[Element and region data]
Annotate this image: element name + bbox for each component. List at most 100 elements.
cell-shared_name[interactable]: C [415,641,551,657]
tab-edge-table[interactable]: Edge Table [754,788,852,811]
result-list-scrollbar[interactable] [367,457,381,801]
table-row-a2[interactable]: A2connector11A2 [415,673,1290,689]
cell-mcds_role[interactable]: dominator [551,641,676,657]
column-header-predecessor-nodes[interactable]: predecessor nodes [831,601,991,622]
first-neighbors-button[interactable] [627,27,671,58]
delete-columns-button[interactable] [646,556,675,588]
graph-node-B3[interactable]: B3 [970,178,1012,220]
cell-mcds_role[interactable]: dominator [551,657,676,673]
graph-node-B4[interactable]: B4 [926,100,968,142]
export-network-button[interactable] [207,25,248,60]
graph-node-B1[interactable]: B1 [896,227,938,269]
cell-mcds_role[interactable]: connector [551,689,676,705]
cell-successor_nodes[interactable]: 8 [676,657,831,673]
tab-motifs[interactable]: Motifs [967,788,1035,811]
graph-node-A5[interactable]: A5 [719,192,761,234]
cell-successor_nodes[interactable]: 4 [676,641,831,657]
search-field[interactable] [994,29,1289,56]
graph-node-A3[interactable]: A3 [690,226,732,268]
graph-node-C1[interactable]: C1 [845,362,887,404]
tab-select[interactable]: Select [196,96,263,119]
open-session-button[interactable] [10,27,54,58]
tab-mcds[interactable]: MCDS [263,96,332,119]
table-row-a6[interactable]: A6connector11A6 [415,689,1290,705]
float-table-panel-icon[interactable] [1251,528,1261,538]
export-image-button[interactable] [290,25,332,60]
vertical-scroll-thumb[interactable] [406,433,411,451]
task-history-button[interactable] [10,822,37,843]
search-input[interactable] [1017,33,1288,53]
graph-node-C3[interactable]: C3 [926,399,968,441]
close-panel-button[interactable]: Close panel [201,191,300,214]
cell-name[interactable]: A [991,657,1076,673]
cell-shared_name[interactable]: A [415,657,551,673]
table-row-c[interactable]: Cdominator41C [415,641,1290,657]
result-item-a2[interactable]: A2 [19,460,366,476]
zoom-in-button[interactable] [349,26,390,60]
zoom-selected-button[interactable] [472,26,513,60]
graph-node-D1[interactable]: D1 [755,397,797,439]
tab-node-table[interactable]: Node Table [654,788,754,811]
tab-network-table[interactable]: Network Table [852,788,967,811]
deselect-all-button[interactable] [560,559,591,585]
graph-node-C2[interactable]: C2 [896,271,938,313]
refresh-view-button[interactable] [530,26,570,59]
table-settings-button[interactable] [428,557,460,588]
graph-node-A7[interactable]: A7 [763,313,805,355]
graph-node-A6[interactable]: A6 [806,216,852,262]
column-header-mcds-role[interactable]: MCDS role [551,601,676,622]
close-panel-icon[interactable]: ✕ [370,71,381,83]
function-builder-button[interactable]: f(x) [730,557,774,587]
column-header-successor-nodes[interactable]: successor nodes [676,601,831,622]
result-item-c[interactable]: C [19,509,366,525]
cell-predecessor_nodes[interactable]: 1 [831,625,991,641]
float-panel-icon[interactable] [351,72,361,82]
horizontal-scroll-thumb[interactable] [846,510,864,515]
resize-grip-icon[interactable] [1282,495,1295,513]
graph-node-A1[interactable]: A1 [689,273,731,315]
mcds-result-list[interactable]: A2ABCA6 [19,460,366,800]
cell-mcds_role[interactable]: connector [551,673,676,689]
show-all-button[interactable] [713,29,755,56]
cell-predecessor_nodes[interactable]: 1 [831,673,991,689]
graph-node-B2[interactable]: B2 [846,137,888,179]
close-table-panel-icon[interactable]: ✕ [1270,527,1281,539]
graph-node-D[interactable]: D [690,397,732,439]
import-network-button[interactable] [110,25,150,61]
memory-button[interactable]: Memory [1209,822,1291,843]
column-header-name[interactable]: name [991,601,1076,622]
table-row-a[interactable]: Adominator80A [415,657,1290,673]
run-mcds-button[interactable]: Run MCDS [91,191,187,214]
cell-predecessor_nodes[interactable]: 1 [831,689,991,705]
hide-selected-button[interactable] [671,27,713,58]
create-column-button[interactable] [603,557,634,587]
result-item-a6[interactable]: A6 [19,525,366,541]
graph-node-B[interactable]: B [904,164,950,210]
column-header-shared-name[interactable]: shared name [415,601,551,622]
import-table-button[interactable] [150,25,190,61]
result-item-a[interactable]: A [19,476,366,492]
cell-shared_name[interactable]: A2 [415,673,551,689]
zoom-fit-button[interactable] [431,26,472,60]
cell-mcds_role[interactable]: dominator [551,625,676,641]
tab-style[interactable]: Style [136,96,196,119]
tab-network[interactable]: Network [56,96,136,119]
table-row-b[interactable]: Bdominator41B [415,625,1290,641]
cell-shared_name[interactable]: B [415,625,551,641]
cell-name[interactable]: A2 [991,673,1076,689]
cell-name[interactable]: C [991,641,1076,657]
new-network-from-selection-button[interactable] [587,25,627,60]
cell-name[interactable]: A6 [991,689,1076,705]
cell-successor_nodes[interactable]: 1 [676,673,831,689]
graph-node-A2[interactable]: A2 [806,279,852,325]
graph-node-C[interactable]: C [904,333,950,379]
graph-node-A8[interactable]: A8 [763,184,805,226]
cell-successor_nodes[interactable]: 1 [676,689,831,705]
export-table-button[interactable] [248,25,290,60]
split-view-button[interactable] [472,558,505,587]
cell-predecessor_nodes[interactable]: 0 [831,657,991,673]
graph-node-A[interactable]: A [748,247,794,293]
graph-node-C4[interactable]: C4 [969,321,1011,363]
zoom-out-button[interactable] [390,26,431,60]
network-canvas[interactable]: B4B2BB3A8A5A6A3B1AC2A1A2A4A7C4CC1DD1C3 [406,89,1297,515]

Task goal — Reproduce every one of the entries above line for line, without altering a single character.

Written answer —
Annotate this image: element name + bbox for each component. List at most 100 elements.
cell-shared_name[interactable]: C [415,641,551,657]
tab-edge-table[interactable]: Edge Table [754,788,852,811]
result-list-scrollbar[interactable] [367,457,381,801]
table-row-a2[interactable]: A2connector11A2 [415,673,1290,689]
cell-mcds_role[interactable]: dominator [551,641,676,657]
column-header-predecessor-nodes[interactable]: predecessor nodes [831,601,991,622]
first-neighbors-button[interactable] [627,27,671,58]
delete-columns-button[interactable] [646,556,675,588]
graph-node-B3[interactable]: B3 [970,178,1012,220]
cell-mcds_role[interactable]: dominator [551,657,676,673]
graph-node-B4[interactable]: B4 [926,100,968,142]
export-network-button[interactable] [207,25,248,60]
graph-node-B1[interactable]: B1 [896,227,938,269]
cell-mcds_role[interactable]: connector [551,689,676,705]
cell-successor_nodes[interactable]: 8 [676,657,831,673]
tab-motifs[interactable]: Motifs [967,788,1035,811]
graph-node-A5[interactable]: A5 [719,192,761,234]
cell-successor_nodes[interactable]: 4 [676,641,831,657]
search-field[interactable] [994,29,1289,56]
graph-node-A3[interactable]: A3 [690,226,732,268]
graph-node-C1[interactable]: C1 [845,362,887,404]
tab-select[interactable]: Select [196,96,263,119]
open-session-button[interactable] [10,27,54,58]
tab-mcds[interactable]: MCDS [263,96,332,119]
table-row-a6[interactable]: A6connector11A6 [415,689,1290,705]
float-table-panel-icon[interactable] [1251,528,1261,538]
export-image-button[interactable] [290,25,332,60]
vertical-scroll-thumb[interactable] [406,433,411,451]
task-history-button[interactable] [10,822,37,843]
search-input[interactable] [1017,33,1288,53]
graph-node-C3[interactable]: C3 [926,399,968,441]
close-panel-button[interactable]: Close panel [201,191,300,214]
cell-name[interactable]: A [991,657,1076,673]
cell-shared_name[interactable]: A [415,657,551,673]
table-row-c[interactable]: Cdominator41C [415,641,1290,657]
result-item-a2[interactable]: A2 [19,460,366,476]
zoom-in-button[interactable] [349,26,390,60]
zoom-selected-button[interactable] [472,26,513,60]
graph-node-D1[interactable]: D1 [755,397,797,439]
tab-node-table[interactable]: Node Table [654,788,754,811]
tab-network-table[interactable]: Network Table [852,788,967,811]
deselect-all-button[interactable] [560,559,591,585]
graph-node-C2[interactable]: C2 [896,271,938,313]
refresh-view-button[interactable] [530,26,570,59]
table-settings-button[interactable] [428,557,460,588]
graph-node-A7[interactable]: A7 [763,313,805,355]
graph-node-A6[interactable]: A6 [806,216,852,262]
column-header-mcds-role[interactable]: MCDS role [551,601,676,622]
close-panel-icon[interactable]: ✕ [370,71,381,83]
function-builder-button[interactable]: f(x) [730,557,774,587]
column-header-successor-nodes[interactable]: successor nodes [676,601,831,622]
result-item-c[interactable]: C [19,509,366,525]
cell-predecessor_nodes[interactable]: 1 [831,625,991,641]
float-panel-icon[interactable] [351,72,361,82]
horizontal-scroll-thumb[interactable] [846,510,864,515]
resize-grip-icon[interactable] [1282,495,1295,513]
graph-node-A1[interactable]: A1 [689,273,731,315]
mcds-result-list[interactable]: A2ABCA6 [19,460,366,800]
cell-mcds_role[interactable]: connector [551,673,676,689]
show-all-button[interactable] [713,29,755,56]
cell-predecessor_nodes[interactable]: 1 [831,673,991,689]
graph-node-B2[interactable]: B2 [846,137,888,179]
close-table-panel-icon[interactable]: ✕ [1270,527,1281,539]
graph-node-D[interactable]: D [690,397,732,439]
import-network-button[interactable] [110,25,150,61]
memory-button[interactable]: Memory [1209,822,1291,843]
column-header-name[interactable]: name [991,601,1076,622]
table-row-a[interactable]: Adominator80A [415,657,1290,673]
run-mcds-button[interactable]: Run MCDS [91,191,187,214]
cell-predecessor_nodes[interactable]: 1 [831,689,991,705]
hide-selected-button[interactable] [671,27,713,58]
create-column-button[interactable] [603,557,634,587]
result-item-a6[interactable]: A6 [19,525,366,541]
graph-node-B[interactable]: B [904,164,950,210]
column-header-shared-name[interactable]: shared name [415,601,551,622]
import-table-button[interactable] [150,25,190,61]
result-item-a[interactable]: A [19,476,366,492]
cell-shared_name[interactable]: A2 [415,673,551,689]
zoom-fit-button[interactable] [431,26,472,60]
cell-mcds_role[interactable]: dominator [551,625,676,641]
tab-style[interactable]: Style [136,96,196,119]
tab-network[interactable]: Network [56,96,136,119]
table-row-b[interactable]: Bdominator41B [415,625,1290,641]
cell-shared_name[interactable]: B [415,625,551,641]
cell-name[interactable]: A2 [991,673,1076,689]
cell-name[interactable]: C [991,641,1076,657]
new-network-from-selection-button[interactable] [587,25,627,60]
cell-name[interactable]: A6 [991,689,1076,705]
cell-successor_nodes[interactable]: 1 [676,673,831,689]
graph-node-A2[interactable]: A2 [806,279,852,325]
graph-node-C[interactable]: C [904,333,950,379]
graph-node-A8[interactable]: A8 [763,184,805,226]
cell-successor_nodes[interactable]: 1 [676,689,831,705]
export-table-button[interactable] [248,25,290,60]
split-view-button[interactable] [472,558,505,587]
cell-predecessor_nodes[interactable]: 0 [831,657,991,673]
graph-node-A[interactable]: A [748,247,794,293]
graph-node-C4[interactable]: C4 [969,321,1011,363]
zoom-out-button[interactable] [390,26,431,60]
network-canvas[interactable]: B4B2BB3A8A5A6A3B1AC2A1A2A4A7C4CC1DD1C3 [406,89,1297,515]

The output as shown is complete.